• EXERCISE PROMPT:
Drop all images and give the records again exactly.

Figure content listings
● ● ●
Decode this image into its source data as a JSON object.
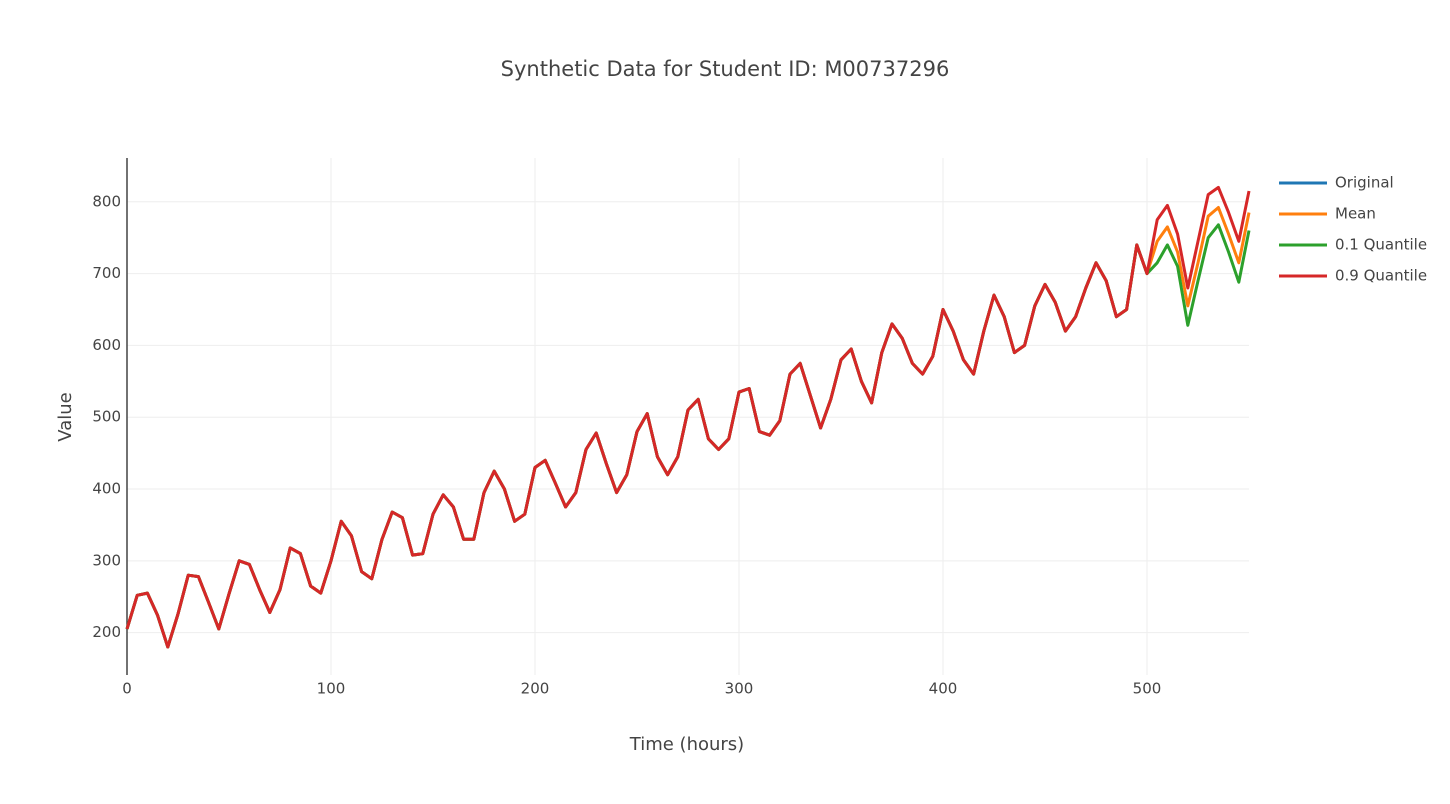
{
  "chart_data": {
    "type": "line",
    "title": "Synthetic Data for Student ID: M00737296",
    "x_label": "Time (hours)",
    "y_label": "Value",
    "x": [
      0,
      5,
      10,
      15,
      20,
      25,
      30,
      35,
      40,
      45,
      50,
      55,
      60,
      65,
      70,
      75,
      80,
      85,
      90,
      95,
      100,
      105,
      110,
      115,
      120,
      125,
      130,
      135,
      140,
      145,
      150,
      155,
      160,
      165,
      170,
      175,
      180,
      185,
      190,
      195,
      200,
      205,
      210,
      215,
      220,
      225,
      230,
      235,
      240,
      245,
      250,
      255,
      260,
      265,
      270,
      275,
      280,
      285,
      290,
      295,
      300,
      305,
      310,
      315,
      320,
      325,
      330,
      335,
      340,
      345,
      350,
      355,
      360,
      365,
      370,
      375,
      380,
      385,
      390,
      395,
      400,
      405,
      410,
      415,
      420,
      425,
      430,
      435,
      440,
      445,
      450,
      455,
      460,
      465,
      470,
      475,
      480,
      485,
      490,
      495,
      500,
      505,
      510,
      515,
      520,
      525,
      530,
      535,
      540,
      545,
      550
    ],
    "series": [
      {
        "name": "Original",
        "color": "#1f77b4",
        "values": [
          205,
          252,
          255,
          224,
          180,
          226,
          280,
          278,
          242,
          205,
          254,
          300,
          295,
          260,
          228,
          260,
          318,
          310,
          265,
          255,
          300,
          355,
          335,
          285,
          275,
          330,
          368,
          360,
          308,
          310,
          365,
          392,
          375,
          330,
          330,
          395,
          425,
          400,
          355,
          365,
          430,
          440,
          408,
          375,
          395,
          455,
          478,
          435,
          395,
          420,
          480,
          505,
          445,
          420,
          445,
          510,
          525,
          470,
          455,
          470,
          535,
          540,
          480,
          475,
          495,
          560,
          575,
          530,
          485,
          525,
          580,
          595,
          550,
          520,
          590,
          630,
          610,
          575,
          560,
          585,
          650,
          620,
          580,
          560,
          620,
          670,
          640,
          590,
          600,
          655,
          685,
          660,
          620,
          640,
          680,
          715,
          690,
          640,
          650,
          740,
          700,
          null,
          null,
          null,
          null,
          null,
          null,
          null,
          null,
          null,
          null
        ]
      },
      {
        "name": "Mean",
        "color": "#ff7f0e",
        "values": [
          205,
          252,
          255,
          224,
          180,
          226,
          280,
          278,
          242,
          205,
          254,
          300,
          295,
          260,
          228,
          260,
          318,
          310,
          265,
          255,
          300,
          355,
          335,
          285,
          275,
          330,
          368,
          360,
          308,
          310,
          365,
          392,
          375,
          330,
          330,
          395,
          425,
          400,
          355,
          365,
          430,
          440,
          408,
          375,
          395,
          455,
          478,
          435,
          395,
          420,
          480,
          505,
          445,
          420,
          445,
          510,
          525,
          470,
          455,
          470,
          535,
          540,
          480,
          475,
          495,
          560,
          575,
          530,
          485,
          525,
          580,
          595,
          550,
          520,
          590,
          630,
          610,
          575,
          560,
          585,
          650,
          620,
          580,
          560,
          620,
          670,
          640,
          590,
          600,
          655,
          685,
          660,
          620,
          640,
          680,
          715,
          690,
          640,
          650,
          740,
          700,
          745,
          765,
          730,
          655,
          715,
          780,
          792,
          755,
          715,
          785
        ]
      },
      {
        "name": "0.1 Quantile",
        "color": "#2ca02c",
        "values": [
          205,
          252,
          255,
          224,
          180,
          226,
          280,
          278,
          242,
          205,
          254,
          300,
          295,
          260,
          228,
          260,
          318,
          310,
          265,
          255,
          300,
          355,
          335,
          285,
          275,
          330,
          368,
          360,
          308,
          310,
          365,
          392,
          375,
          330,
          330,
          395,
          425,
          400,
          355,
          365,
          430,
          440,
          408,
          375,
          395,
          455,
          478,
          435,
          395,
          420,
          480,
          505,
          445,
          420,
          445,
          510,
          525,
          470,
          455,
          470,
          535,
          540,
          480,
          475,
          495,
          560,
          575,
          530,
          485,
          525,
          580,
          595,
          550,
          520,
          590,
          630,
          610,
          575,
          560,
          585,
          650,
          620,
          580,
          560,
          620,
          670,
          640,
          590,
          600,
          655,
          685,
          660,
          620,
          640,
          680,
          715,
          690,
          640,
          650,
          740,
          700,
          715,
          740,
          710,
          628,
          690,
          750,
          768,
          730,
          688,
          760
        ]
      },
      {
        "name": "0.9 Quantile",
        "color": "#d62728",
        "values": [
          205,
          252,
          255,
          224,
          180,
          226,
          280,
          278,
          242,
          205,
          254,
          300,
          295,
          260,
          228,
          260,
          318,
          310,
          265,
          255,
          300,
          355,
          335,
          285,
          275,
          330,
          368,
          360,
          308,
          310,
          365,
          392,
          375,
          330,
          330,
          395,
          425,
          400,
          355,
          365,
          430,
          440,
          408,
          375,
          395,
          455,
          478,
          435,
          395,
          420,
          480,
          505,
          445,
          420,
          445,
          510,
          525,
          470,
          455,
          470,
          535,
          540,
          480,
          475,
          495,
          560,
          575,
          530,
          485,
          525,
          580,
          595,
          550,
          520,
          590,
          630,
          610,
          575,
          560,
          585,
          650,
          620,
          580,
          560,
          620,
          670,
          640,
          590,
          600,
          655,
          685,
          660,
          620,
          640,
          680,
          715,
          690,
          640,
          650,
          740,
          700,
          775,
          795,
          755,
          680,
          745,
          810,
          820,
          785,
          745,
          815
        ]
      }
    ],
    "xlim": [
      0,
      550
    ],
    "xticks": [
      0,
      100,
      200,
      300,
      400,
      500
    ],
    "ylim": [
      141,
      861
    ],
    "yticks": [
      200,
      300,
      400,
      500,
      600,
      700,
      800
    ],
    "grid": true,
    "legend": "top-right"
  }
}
● ● ●
• SOLUTION:
Decode this image into its source data as a JSON object.
{
  "chart_data": {
    "type": "line",
    "title": "Synthetic Data for Student ID: M00737296",
    "x_label": "Time (hours)",
    "y_label": "Value",
    "x": [
      0,
      5,
      10,
      15,
      20,
      25,
      30,
      35,
      40,
      45,
      50,
      55,
      60,
      65,
      70,
      75,
      80,
      85,
      90,
      95,
      100,
      105,
      110,
      115,
      120,
      125,
      130,
      135,
      140,
      145,
      150,
      155,
      160,
      165,
      170,
      175,
      180,
      185,
      190,
      195,
      200,
      205,
      210,
      215,
      220,
      225,
      230,
      235,
      240,
      245,
      250,
      255,
      260,
      265,
      270,
      275,
      280,
      285,
      290,
      295,
      300,
      305,
      310,
      315,
      320,
      325,
      330,
      335,
      340,
      345,
      350,
      355,
      360,
      365,
      370,
      375,
      380,
      385,
      390,
      395,
      400,
      405,
      410,
      415,
      420,
      425,
      430,
      435,
      440,
      445,
      450,
      455,
      460,
      465,
      470,
      475,
      480,
      485,
      490,
      495,
      500,
      505,
      510,
      515,
      520,
      525,
      530,
      535,
      540,
      545,
      550
    ],
    "series": [
      {
        "name": "Original",
        "color": "#1f77b4",
        "values": [
          205,
          252,
          255,
          224,
          180,
          226,
          280,
          278,
          242,
          205,
          254,
          300,
          295,
          260,
          228,
          260,
          318,
          310,
          265,
          255,
          300,
          355,
          335,
          285,
          275,
          330,
          368,
          360,
          308,
          310,
          365,
          392,
          375,
          330,
          330,
          395,
          425,
          400,
          355,
          365,
          430,
          440,
          408,
          375,
          395,
          455,
          478,
          435,
          395,
          420,
          480,
          505,
          445,
          420,
          445,
          510,
          525,
          470,
          455,
          470,
          535,
          540,
          480,
          475,
          495,
          560,
          575,
          530,
          485,
          525,
          580,
          595,
          550,
          520,
          590,
          630,
          610,
          575,
          560,
          585,
          650,
          620,
          580,
          560,
          620,
          670,
          640,
          590,
          600,
          655,
          685,
          660,
          620,
          640,
          680,
          715,
          690,
          640,
          650,
          740,
          700,
          null,
          null,
          null,
          null,
          null,
          null,
          null,
          null,
          null,
          null
        ]
      },
      {
        "name": "Mean",
        "color": "#ff7f0e",
        "values": [
          205,
          252,
          255,
          224,
          180,
          226,
          280,
          278,
          242,
          205,
          254,
          300,
          295,
          260,
          228,
          260,
          318,
          310,
          265,
          255,
          300,
          355,
          335,
          285,
          275,
          330,
          368,
          360,
          308,
          310,
          365,
          392,
          375,
          330,
          330,
          395,
          425,
          400,
          355,
          365,
          430,
          440,
          408,
          375,
          395,
          455,
          478,
          435,
          395,
          420,
          480,
          505,
          445,
          420,
          445,
          510,
          525,
          470,
          455,
          470,
          535,
          540,
          480,
          475,
          495,
          560,
          575,
          530,
          485,
          525,
          580,
          595,
          550,
          520,
          590,
          630,
          610,
          575,
          560,
          585,
          650,
          620,
          580,
          560,
          620,
          670,
          640,
          590,
          600,
          655,
          685,
          660,
          620,
          640,
          680,
          715,
          690,
          640,
          650,
          740,
          700,
          745,
          765,
          730,
          655,
          715,
          780,
          792,
          755,
          715,
          785
        ]
      },
      {
        "name": "0.1 Quantile",
        "color": "#2ca02c",
        "values": [
          205,
          252,
          255,
          224,
          180,
          226,
          280,
          278,
          242,
          205,
          254,
          300,
          295,
          260,
          228,
          260,
          318,
          310,
          265,
          255,
          300,
          355,
          335,
          285,
          275,
          330,
          368,
          360,
          308,
          310,
          365,
          392,
          375,
          330,
          330,
          395,
          425,
          400,
          355,
          365,
          430,
          440,
          408,
          375,
          395,
          455,
          478,
          435,
          395,
          420,
          480,
          505,
          445,
          420,
          445,
          510,
          525,
          470,
          455,
          470,
          535,
          540,
          480,
          475,
          495,
          560,
          575,
          530,
          485,
          525,
          580,
          595,
          550,
          520,
          590,
          630,
          610,
          575,
          560,
          585,
          650,
          620,
          580,
          560,
          620,
          670,
          640,
          590,
          600,
          655,
          685,
          660,
          620,
          640,
          680,
          715,
          690,
          640,
          650,
          740,
          700,
          715,
          740,
          710,
          628,
          690,
          750,
          768,
          730,
          688,
          760
        ]
      },
      {
        "name": "0.9 Quantile",
        "color": "#d62728",
        "values": [
          205,
          252,
          255,
          224,
          180,
          226,
          280,
          278,
          242,
          205,
          254,
          300,
          295,
          260,
          228,
          260,
          318,
          310,
          265,
          255,
          300,
          355,
          335,
          285,
          275,
          330,
          368,
          360,
          308,
          310,
          365,
          392,
          375,
          330,
          330,
          395,
          425,
          400,
          355,
          365,
          430,
          440,
          408,
          375,
          395,
          455,
          478,
          435,
          395,
          420,
          480,
          505,
          445,
          420,
          445,
          510,
          525,
          470,
          455,
          470,
          535,
          540,
          480,
          475,
          495,
          560,
          575,
          530,
          485,
          525,
          580,
          595,
          550,
          520,
          590,
          630,
          610,
          575,
          560,
          585,
          650,
          620,
          580,
          560,
          620,
          670,
          640,
          590,
          600,
          655,
          685,
          660,
          620,
          640,
          680,
          715,
          690,
          640,
          650,
          740,
          700,
          775,
          795,
          755,
          680,
          745,
          810,
          820,
          785,
          745,
          815
        ]
      }
    ],
    "xlim": [
      0,
      550
    ],
    "xticks": [
      0,
      100,
      200,
      300,
      400,
      500
    ],
    "ylim": [
      141,
      861
    ],
    "yticks": [
      200,
      300,
      400,
      500,
      600,
      700,
      800
    ],
    "grid": true,
    "legend": "top-right"
  }
}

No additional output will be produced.